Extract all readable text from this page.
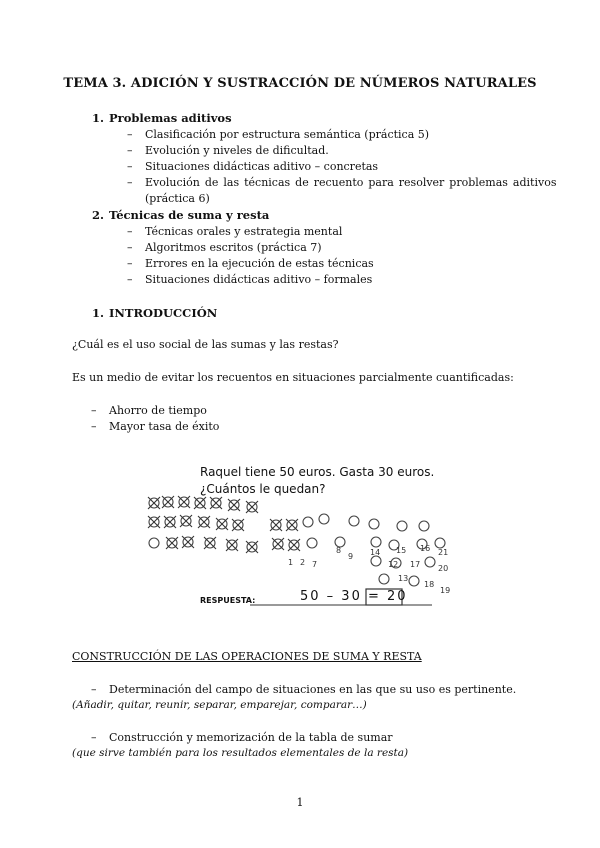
TEMA 3. ADICIÓN Y SUSTRACCIÓN DE NÚMEROS NATURALES
1. Problemas aditivos
– Clasificación por estructura semántica (práctica 5)
– Evolución y niveles de dificultad.
– Situaciones didácticas aditivo – concretas
– Evolución de las técnicas de recuento para resolver problemas aditivos
(práctica 6)
2. Técnicas de suma y resta
– Técnicas orales y estrategia mental
– Algoritmos escritos (práctica 7)
– Errores en la ejecución de estas técnicas
– Situaciones didácticas aditivo – formales
1. INTRODUCCIÓN
¿Cuál es el uso social de las sumas y las restas?
Es un medio de evitar los recuentos en situaciones parcialmente cuantificadas:
– Ahorro de tiempo
– Mayor tasa de éxito
Raquel tiene 50 euros. Gasta 30 euros.
¿Cuántos le quedan?
1 2 7
8
9 14 15 16 21
12 17 20
13
18
19
RESPUESTA:	50 – 30 = 20
CONSTRUCCIÓN DE LAS OPERACIONES DE SUMA Y RESTA
– Determinación del campo de situaciones en las que su uso es pertinente.
(Añadir, quitar, reunir, separar, emparejar, comparar…)
– Construcción y memorización de la tabla de sumar
(que sirve también para los resultados elementales de la resta)
1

=-=-=-=-=

■ **What is asked**
Each record should be quoted exactly, with the images omitted.

■ **Complete output**
Extract all readable text from this page.
TEMA 3. ADICIÓN Y SUSTRACCIÓN DE NÚMEROS NATURALES
1. Problemas aditivos
– Clasificación por estructura semántica (práctica 5)
– Evolución y niveles de dificultad.
– Situaciones didácticas aditivo – concretas
– Evolución de las técnicas de recuento para resolver problemas aditivos
(práctica 6)
2. Técnicas de suma y resta
– Técnicas orales y estrategia mental
– Algoritmos escritos (práctica 7)
– Errores en la ejecución de estas técnicas
– Situaciones didácticas aditivo – formales
1. INTRODUCCIÓN
¿Cuál es el uso social de las sumas y las restas?
Es un medio de evitar los recuentos en situaciones parcialmente cuantificadas:
– Ahorro de tiempo
– Mayor tasa de éxito
Raquel tiene 50 euros. Gasta 30 euros.
¿Cuántos le quedan?
1 2 7
8
9 14 15 16 21
12 17 20
13
18
19
RESPUESTA:	50 – 30 = 20
CONSTRUCCIÓN DE LAS OPERACIONES DE SUMA Y RESTA
– Determinación del campo de situaciones en las que su uso es pertinente.
(Añadir, quitar, reunir, separar, emparejar, comparar…)
– Construcción y memorización de la tabla de sumar
(que sirve también para los resultados elementales de la resta)
1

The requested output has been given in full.